Exercise requirements =
Records follow. Pull out every line that contains "奇美四边形".

** start Given information **

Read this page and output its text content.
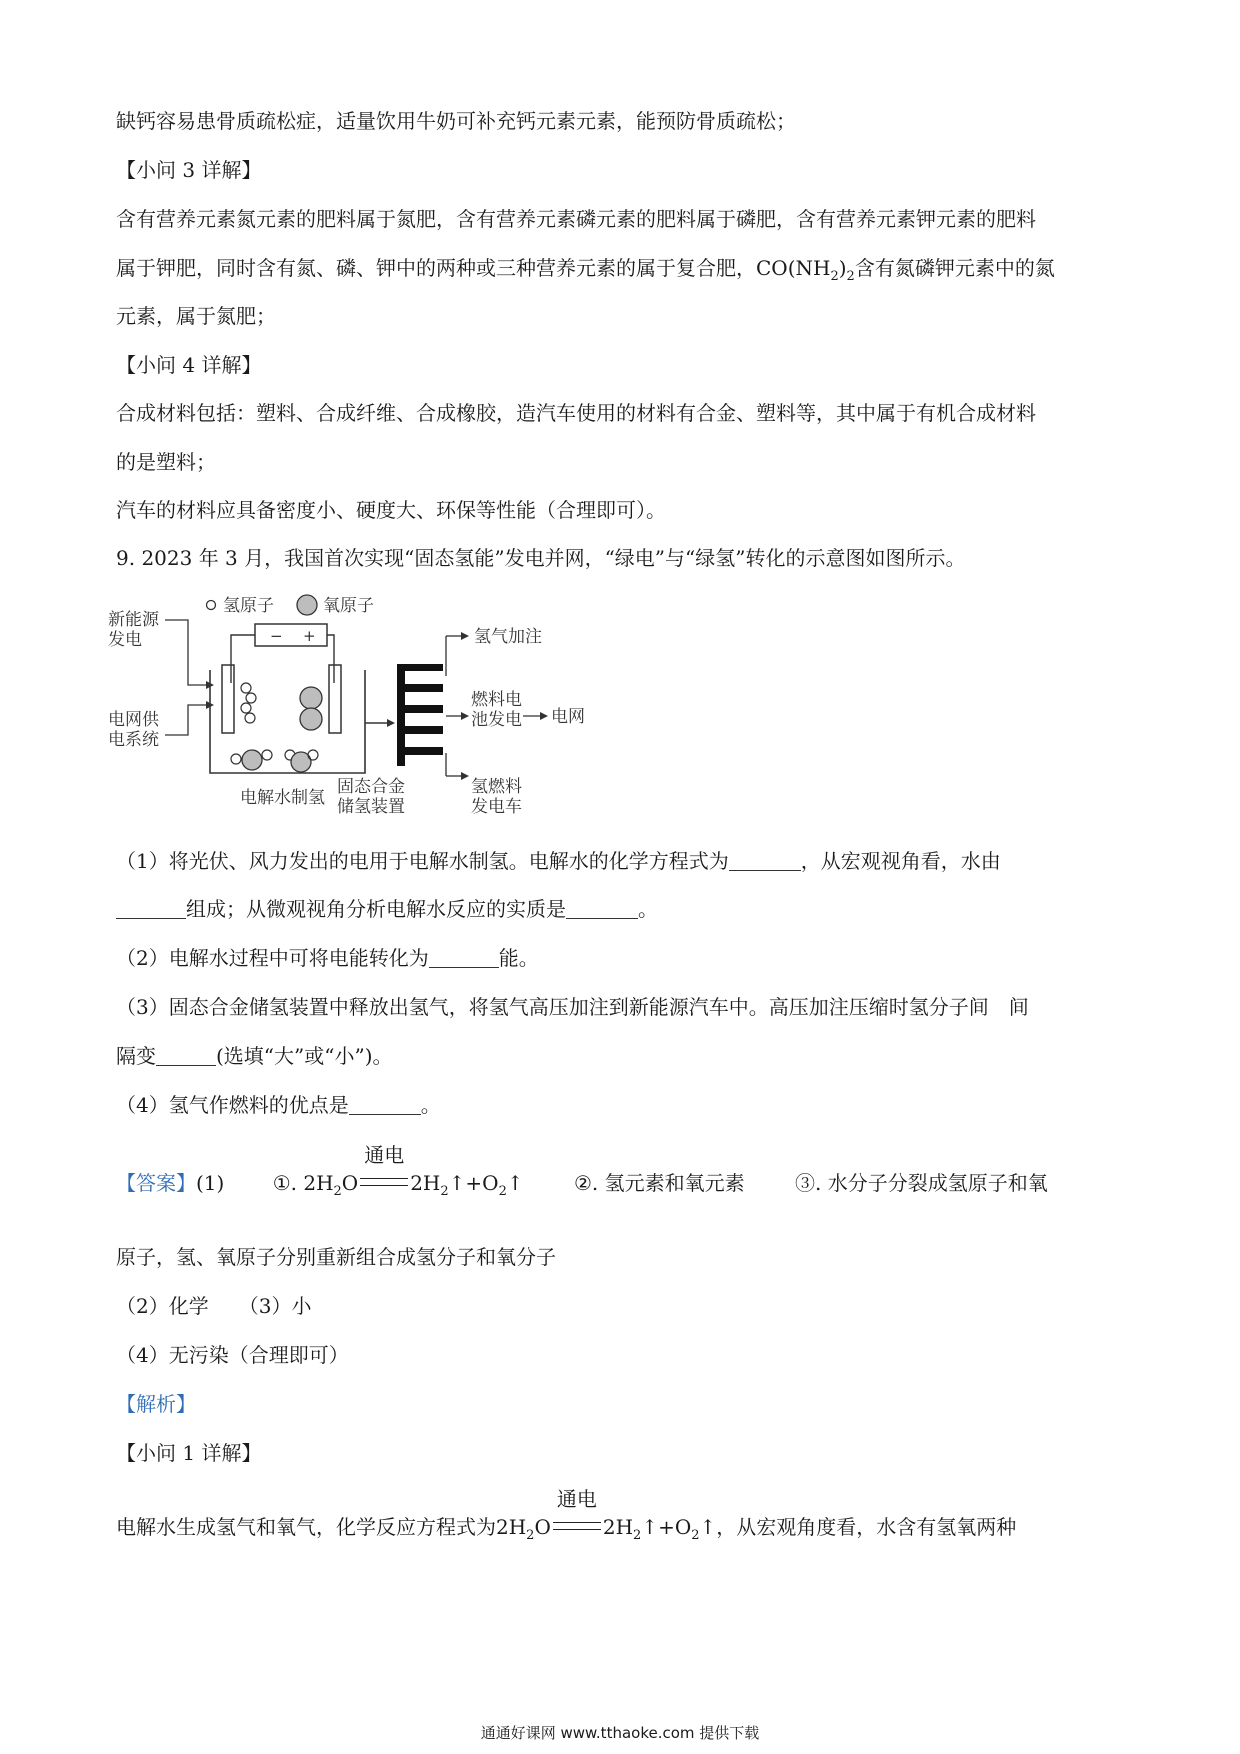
缺钙容易患骨质疏松症，适量饮用牛奶可补充钙元素元素，能预防骨质疏松；
【小问 3 详解】
含有营养元素氮元素的肥料属于氮肥，含有营养元素磷元素的肥料属于磷肥，含有营养元素钾元素的肥料
属于钾肥，同时含有氮、磷、钾中的两种或三种营养元素的属于复合肥，$CO(NH_2)_2$含有氮磷钾元素中的氮
元素，属于氮肥；
【小问 4 详解】
合成材料包括：塑料、合成纤维、合成橡胶，造汽车使用的材料有合金、塑料等，其中属于有机合成材料
的是塑料；
汽车的材料应具备密度小、硬度大、环保等性能（合理即可）。
9. 2023 年 3 月，我国首次实现“固态氢能”发电并网，“绿电”与“绿氢”转化的示意图如图所示。
氢原子	氧原子
− +
电解水制氢
新能源
发电
电网供
电系统
固态合金
储氢装置
氢气加注
燃料电
池发电 电网
氢燃料
发电车
（1）将光伏、风力发出的电用于电解水制氢。电解水的化学方程式为	，从宏观视角看，水由
组成；从微观视角分析电解水反应的实质是	。
（2）电解水过程中可将电能转化为	能。
（3）固态合金储氢装置中释放出氢气，将氢气高压加注到新能源汽车中。高压加注压缩时氢分子间　间
隔变	(选填“大”或“小”)。
（4）氢气作燃料的优点是	。
【答案】(1) ①. $2H_2O$
通电
$2H_2↑+O_2↑$	②. 氢元素和氧元素	③. 水分子分裂成氢原子和氧
原子，氢、氧原子分别重新组合成氢分子和氧分子
（2）化学 （3）小
（4）无污染（合理即可）
【解析】
【小问 1 详解】
电解水生成氢气和氧气，化学反应方程式为$2H_2O$
通电
$2H_2↑+O_2↑$，从宏观角度看，水含有氢氧两种
通通好课网 www.tthaoke.com 提供下载
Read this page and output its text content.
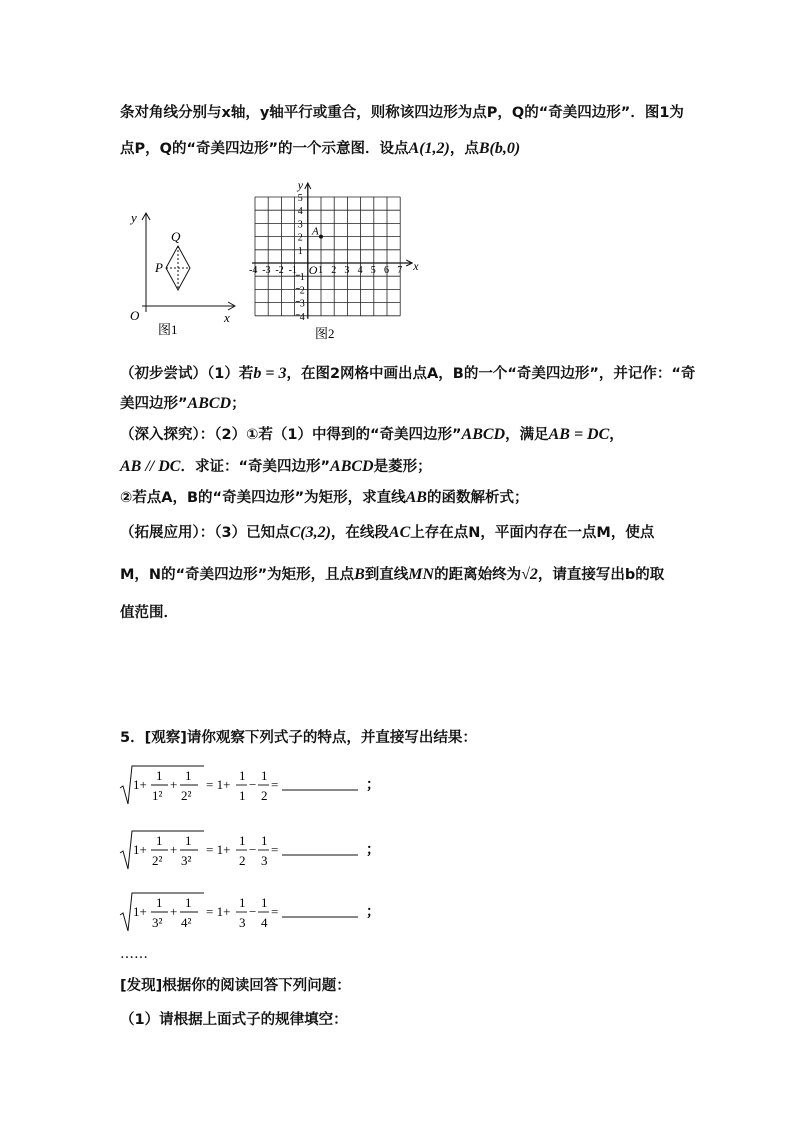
条对角线分别与x轴，y轴平行或重合，则称该四边形为点P，Q的“奇美四边形”．图1为
点P，Q的“奇美四边形”的一个示意图．设点A(1,2)，点B(b,0)
y
x
O
Q
P
图1
y
x
O
-4 -3 -2 -1 1 2 3 4 5 6 7
5
4
3
2
1
1
2
3
4
A
图2
（初步尝试）（1）若b = 3，在图2网格中画出点A，B的一个“奇美四边形”，并记作：“奇
美四边形”ABCD；
（深入探究）：（2）①若（1）中得到的“奇美四边形”ABCD，满足AB = DC，
AB // DC．求证：“奇美四边形”ABCD是菱形；
②若点A，B的“奇美四边形”为矩形，求直线AB的函数解析式；
（拓展应用）：（3）已知点C(3,2)，在线段AC上存在点N，平面内存在一点M，使点
M，N的“奇美四边形”为矩形，且点B到直线MN的距离始终为√2，请直接写出b的取
值范围．
5．[观察]请你观察下列式子的特点，并直接写出结果：
1+
1
1²
+
1
2²
= 1+
1
1
−
1
2
=	；
1+
1
2²
+
1
3²
= 1+
1
2
−
1
3
=	；
1+
1
3²
+
1
4²
= 1+
1
3
−
1
4
=	；
……
[发现]根据你的阅读回答下列问题：
（1）请根据上面式子的规律填空：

** end Given information **

Exercise output =
条对角线分别与x轴，y轴平行或重合，则称该四边形为点P，Q的“奇美四边形”．图1为
点P，Q的“奇美四边形”的一个示意图．设点A(1,2)，点B(b,0)
（初步尝试）（1）若b = 3，在图2网格中画出点A，B的一个“奇美四边形”，并记作：“奇
（深入探究）：（2）①若（1）中得到的“奇美四边形”ABCD，满足AB = DC，
AB // DC．求证：“奇美四边形”ABCD是菱形；
②若点A，B的“奇美四边形”为矩形，求直线AB的函数解析式；
M，N的“奇美四边形”为矩形，且点B到直线MN的距离始终为√2，请直接写出b的取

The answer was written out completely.